The input:
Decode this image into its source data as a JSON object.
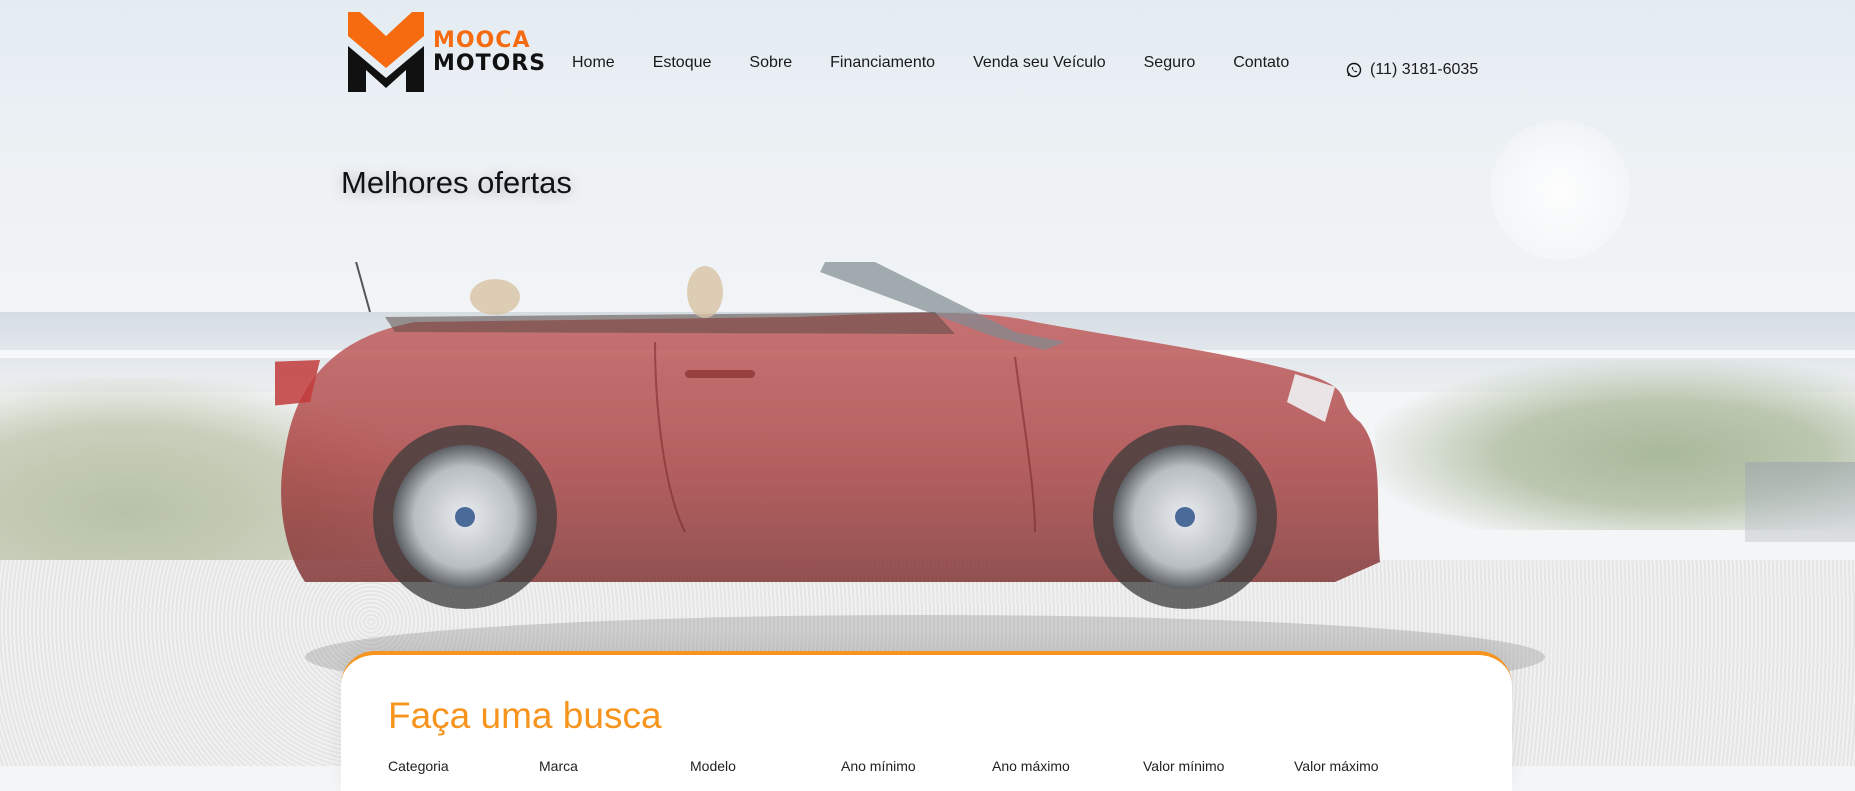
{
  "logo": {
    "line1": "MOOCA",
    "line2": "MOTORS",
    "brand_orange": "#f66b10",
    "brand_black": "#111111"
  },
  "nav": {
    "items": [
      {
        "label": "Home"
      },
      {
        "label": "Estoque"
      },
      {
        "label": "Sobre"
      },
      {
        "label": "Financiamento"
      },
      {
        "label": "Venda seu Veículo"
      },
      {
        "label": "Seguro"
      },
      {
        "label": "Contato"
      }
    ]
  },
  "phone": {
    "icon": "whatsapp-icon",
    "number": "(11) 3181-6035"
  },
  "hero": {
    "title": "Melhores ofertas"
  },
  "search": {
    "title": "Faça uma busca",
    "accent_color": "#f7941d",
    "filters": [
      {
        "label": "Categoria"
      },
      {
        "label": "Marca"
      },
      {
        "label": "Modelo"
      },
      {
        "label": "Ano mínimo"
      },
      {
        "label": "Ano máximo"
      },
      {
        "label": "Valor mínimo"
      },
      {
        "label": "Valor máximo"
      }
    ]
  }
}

Exercise:
Quote every record above exactly, omitting any pictures they contain.

Complete output:
Decode this image into its source data as a JSON object.
{
  "logo": {
    "line1": "MOOCA",
    "line2": "MOTORS",
    "brand_orange": "#f66b10",
    "brand_black": "#111111"
  },
  "nav": {
    "items": [
      {
        "label": "Home"
      },
      {
        "label": "Estoque"
      },
      {
        "label": "Sobre"
      },
      {
        "label": "Financiamento"
      },
      {
        "label": "Venda seu Veículo"
      },
      {
        "label": "Seguro"
      },
      {
        "label": "Contato"
      }
    ]
  },
  "phone": {
    "icon": "whatsapp-icon",
    "number": "(11) 3181-6035"
  },
  "hero": {
    "title": "Melhores ofertas"
  },
  "search": {
    "title": "Faça uma busca",
    "accent_color": "#f7941d",
    "filters": [
      {
        "label": "Categoria"
      },
      {
        "label": "Marca"
      },
      {
        "label": "Modelo"
      },
      {
        "label": "Ano mínimo"
      },
      {
        "label": "Ano máximo"
      },
      {
        "label": "Valor mínimo"
      },
      {
        "label": "Valor máximo"
      }
    ]
  }
}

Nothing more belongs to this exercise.